▶ _Set exercise_
Omit every picture and write out the rest of the records exactly.

◆ ◆ ◆ ◆ ◆

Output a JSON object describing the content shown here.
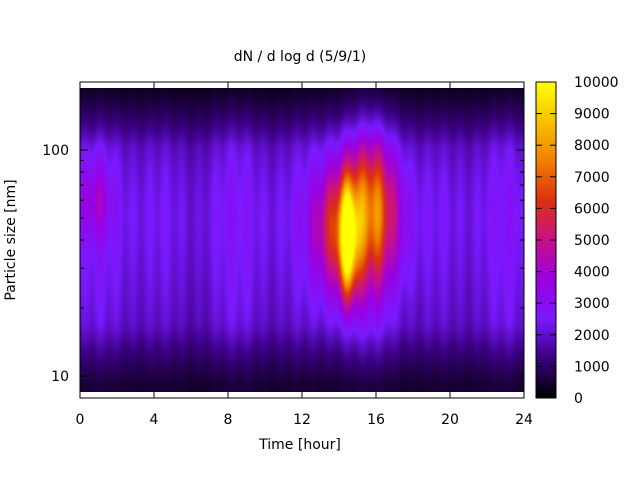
{
  "chart_data": {
    "type": "heatmap",
    "title": "dN / d log d (5/9/1)",
    "xlabel": "Time [hour]",
    "ylabel": "Particle size [nm]",
    "x_ticks": [
      0,
      4,
      8,
      12,
      16,
      20,
      24
    ],
    "xlim": [
      0,
      24
    ],
    "y_scale": "log",
    "y_ticks": [
      10,
      100
    ],
    "ylim": [
      8,
      200
    ],
    "colorbar": {
      "ticks": [
        0,
        1000,
        2000,
        3000,
        4000,
        5000,
        6000,
        7000,
        8000,
        9000,
        10000
      ],
      "range": [
        0,
        10000
      ],
      "palette": [
        "#000000",
        "#3a0080",
        "#7a1aff",
        "#9a00e0",
        "#c8108a",
        "#dd3010",
        "#f08000",
        "#f8c000",
        "#ffff00"
      ]
    },
    "peaks": [
      {
        "time": 14.5,
        "size_nm": 40,
        "value": 9500
      },
      {
        "time": 15.8,
        "size_nm": 55,
        "value": 6000
      },
      {
        "time": 0.8,
        "size_nm": 60,
        "value": 4200
      }
    ]
  }
}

◆ ◆ ◆ ◆ ◆

▶ _Result of this exercise_
Output a JSON object describing the content shown here.
{
  "chart_data": {
    "type": "heatmap",
    "title": "dN / d log d (5/9/1)",
    "xlabel": "Time [hour]",
    "ylabel": "Particle size [nm]",
    "x_ticks": [
      0,
      4,
      8,
      12,
      16,
      20,
      24
    ],
    "xlim": [
      0,
      24
    ],
    "y_scale": "log",
    "y_ticks": [
      10,
      100
    ],
    "ylim": [
      8,
      200
    ],
    "colorbar": {
      "ticks": [
        0,
        1000,
        2000,
        3000,
        4000,
        5000,
        6000,
        7000,
        8000,
        9000,
        10000
      ],
      "range": [
        0,
        10000
      ],
      "palette": [
        "#000000",
        "#3a0080",
        "#7a1aff",
        "#9a00e0",
        "#c8108a",
        "#dd3010",
        "#f08000",
        "#f8c000",
        "#ffff00"
      ]
    },
    "peaks": [
      {
        "time": 14.5,
        "size_nm": 40,
        "value": 9500
      },
      {
        "time": 15.8,
        "size_nm": 55,
        "value": 6000
      },
      {
        "time": 0.8,
        "size_nm": 60,
        "value": 4200
      }
    ]
  }
}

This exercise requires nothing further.